Problem: Type out every line below exactly as it reads.

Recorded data
_ _ _ _
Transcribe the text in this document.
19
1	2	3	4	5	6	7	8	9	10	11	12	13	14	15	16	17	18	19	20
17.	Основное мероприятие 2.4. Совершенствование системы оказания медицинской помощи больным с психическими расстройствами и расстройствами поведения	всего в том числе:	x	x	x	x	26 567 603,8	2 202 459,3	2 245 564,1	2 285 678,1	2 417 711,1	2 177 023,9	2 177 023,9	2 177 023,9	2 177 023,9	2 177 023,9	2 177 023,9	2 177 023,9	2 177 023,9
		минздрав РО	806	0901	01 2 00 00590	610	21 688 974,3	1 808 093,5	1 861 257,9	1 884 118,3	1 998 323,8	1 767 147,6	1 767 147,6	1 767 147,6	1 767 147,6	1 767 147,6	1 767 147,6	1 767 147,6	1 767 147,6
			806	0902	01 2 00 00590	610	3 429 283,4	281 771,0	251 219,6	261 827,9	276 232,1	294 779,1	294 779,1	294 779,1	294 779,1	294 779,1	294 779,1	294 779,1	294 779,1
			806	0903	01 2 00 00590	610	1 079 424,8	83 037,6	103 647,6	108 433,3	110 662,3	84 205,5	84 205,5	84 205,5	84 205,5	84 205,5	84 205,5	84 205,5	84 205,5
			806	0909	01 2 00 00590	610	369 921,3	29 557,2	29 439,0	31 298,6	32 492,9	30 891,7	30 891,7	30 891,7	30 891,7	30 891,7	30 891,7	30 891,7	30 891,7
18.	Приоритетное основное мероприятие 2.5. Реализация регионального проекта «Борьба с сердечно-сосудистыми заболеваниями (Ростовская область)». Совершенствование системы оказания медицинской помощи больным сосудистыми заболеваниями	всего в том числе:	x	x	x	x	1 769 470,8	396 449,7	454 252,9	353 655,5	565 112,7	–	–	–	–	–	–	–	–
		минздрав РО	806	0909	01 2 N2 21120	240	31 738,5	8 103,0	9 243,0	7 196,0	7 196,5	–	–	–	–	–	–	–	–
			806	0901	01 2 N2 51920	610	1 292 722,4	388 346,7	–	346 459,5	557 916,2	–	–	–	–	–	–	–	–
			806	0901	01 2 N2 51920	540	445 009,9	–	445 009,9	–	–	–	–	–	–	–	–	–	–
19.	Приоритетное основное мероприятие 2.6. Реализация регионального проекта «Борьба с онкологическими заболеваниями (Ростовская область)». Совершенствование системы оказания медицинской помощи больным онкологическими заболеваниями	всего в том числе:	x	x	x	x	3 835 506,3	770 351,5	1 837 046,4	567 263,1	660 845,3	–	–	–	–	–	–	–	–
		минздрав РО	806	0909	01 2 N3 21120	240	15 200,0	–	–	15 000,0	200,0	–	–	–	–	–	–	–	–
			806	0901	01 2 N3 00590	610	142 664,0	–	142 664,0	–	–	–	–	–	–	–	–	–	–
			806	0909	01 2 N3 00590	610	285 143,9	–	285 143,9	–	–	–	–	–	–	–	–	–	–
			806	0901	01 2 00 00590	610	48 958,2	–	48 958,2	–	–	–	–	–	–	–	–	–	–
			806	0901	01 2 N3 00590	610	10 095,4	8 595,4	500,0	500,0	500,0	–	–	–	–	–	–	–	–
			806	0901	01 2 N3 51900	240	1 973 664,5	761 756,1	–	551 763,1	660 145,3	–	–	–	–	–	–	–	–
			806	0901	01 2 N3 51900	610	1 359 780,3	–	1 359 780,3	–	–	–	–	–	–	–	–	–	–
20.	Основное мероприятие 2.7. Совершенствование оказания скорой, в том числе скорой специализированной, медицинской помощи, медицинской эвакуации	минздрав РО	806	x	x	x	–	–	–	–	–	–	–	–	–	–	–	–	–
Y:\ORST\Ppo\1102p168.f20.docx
_ _ _ _
Full output:
Transcribe the text in this document.
19
1	2	3	4	5	6	7	8	9	10	11	12	13	14	15	16	17	18	19	20
17.	Основное мероприятие 2.4. Совершенствование системы оказания медицинской помощи больным с психическими расстройствами и расстройствами поведения	всего в том числе:	x	x	x	x	26 567 603,8	2 202 459,3	2 245 564,1	2 285 678,1	2 417 711,1	2 177 023,9	2 177 023,9	2 177 023,9	2 177 023,9	2 177 023,9	2 177 023,9	2 177 023,9	2 177 023,9
		минздрав РО	806	0901	01 2 00 00590	610	21 688 974,3	1 808 093,5	1 861 257,9	1 884 118,3	1 998 323,8	1 767 147,6	1 767 147,6	1 767 147,6	1 767 147,6	1 767 147,6	1 767 147,6	1 767 147,6	1 767 147,6
			806	0902	01 2 00 00590	610	3 429 283,4	281 771,0	251 219,6	261 827,9	276 232,1	294 779,1	294 779,1	294 779,1	294 779,1	294 779,1	294 779,1	294 779,1	294 779,1
			806	0903	01 2 00 00590	610	1 079 424,8	83 037,6	103 647,6	108 433,3	110 662,3	84 205,5	84 205,5	84 205,5	84 205,5	84 205,5	84 205,5	84 205,5	84 205,5
			806	0909	01 2 00 00590	610	369 921,3	29 557,2	29 439,0	31 298,6	32 492,9	30 891,7	30 891,7	30 891,7	30 891,7	30 891,7	30 891,7	30 891,7	30 891,7
18.	Приоритетное основное мероприятие 2.5. Реализация регионального проекта «Борьба с сердечно-сосудистыми заболеваниями (Ростовская область)». Совершенствование системы оказания медицинской помощи больным сосудистыми заболеваниями	всего в том числе:	x	x	x	x	1 769 470,8	396 449,7	454 252,9	353 655,5	565 112,7	–	–	–	–	–	–	–	–
		минздрав РО	806	0909	01 2 N2 21120	240	31 738,5	8 103,0	9 243,0	7 196,0	7 196,5	–	–	–	–	–	–	–	–
			806	0901	01 2 N2 51920	610	1 292 722,4	388 346,7	–	346 459,5	557 916,2	–	–	–	–	–	–	–	–
			806	0901	01 2 N2 51920	540	445 009,9	–	445 009,9	–	–	–	–	–	–	–	–	–	–
19.	Приоритетное основное мероприятие 2.6. Реализация регионального проекта «Борьба с онкологическими заболеваниями (Ростовская область)». Совершенствование системы оказания медицинской помощи больным онкологическими заболеваниями	всего в том числе:	x	x	x	x	3 835 506,3	770 351,5	1 837 046,4	567 263,1	660 845,3	–	–	–	–	–	–	–	–
		минздрав РО	806	0909	01 2 N3 21120	240	15 200,0	–	–	15 000,0	200,0	–	–	–	–	–	–	–	–
			806	0901	01 2 N3 00590	610	142 664,0	–	142 664,0	–	–	–	–	–	–	–	–	–	–
			806	0909	01 2 N3 00590	610	285 143,9	–	285 143,9	–	–	–	–	–	–	–	–	–	–
			806	0901	01 2 00 00590	610	48 958,2	–	48 958,2	–	–	–	–	–	–	–	–	–	–
			806	0901	01 2 N3 00590	610	10 095,4	8 595,4	500,0	500,0	500,0	–	–	–	–	–	–	–	–
			806	0901	01 2 N3 51900	240	1 973 664,5	761 756,1	–	551 763,1	660 145,3	–	–	–	–	–	–	–	–
			806	0901	01 2 N3 51900	610	1 359 780,3	–	1 359 780,3	–	–	–	–	–	–	–	–	–	–
20.	Основное мероприятие 2.7. Совершенствование оказания скорой, в том числе скорой специализированной, медицинской помощи, медицинской эвакуации	минздрав РО	806	x	x	x	–	–	–	–	–	–	–	–	–	–	–	–	–
Y:\ORST\Ppo\1102p168.f20.docx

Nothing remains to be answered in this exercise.